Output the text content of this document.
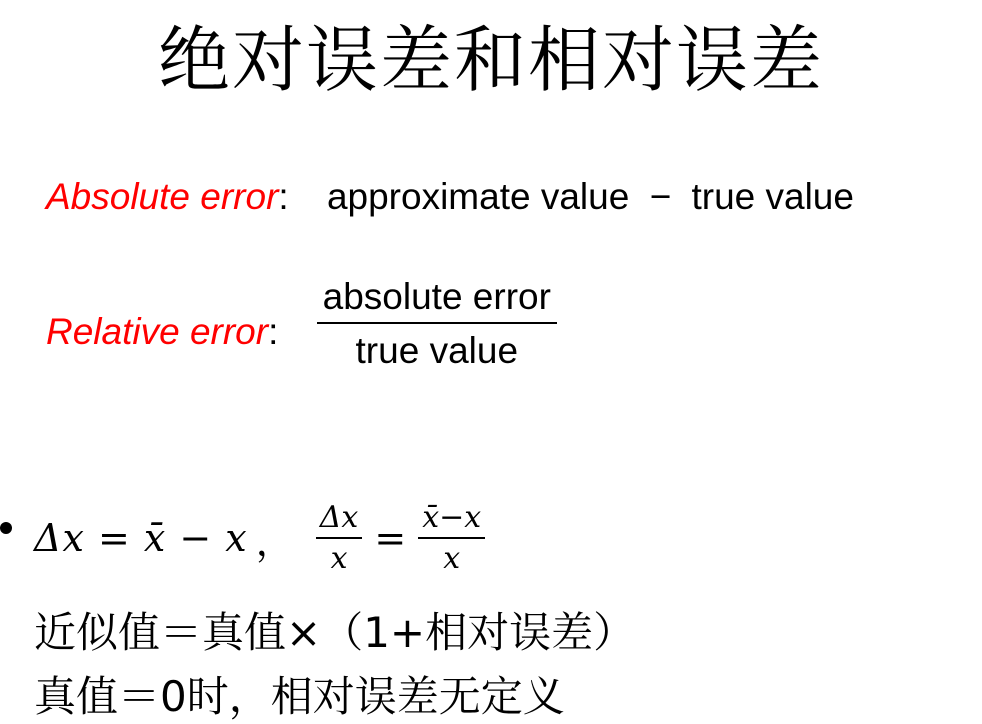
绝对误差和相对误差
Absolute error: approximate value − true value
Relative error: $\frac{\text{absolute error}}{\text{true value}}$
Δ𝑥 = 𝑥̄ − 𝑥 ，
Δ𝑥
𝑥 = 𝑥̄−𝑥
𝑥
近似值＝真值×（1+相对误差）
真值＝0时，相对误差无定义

> _PROMPT_
Your copy should match the records word for word, with the pictures removed.

> _RESULT OF THIS EXERCISE_
Output the text content of this document.
绝对误差和相对误差
Absolute error: approximate value − true value
Relative error: $\frac{\text{absolute error}}{\text{true value}}$
Δ𝑥 = 𝑥̄ − 𝑥 ，
Δ𝑥
𝑥 = 𝑥̄−𝑥
𝑥
近似值＝真值×（1+相对误差）
真值＝0时，相对误差无定义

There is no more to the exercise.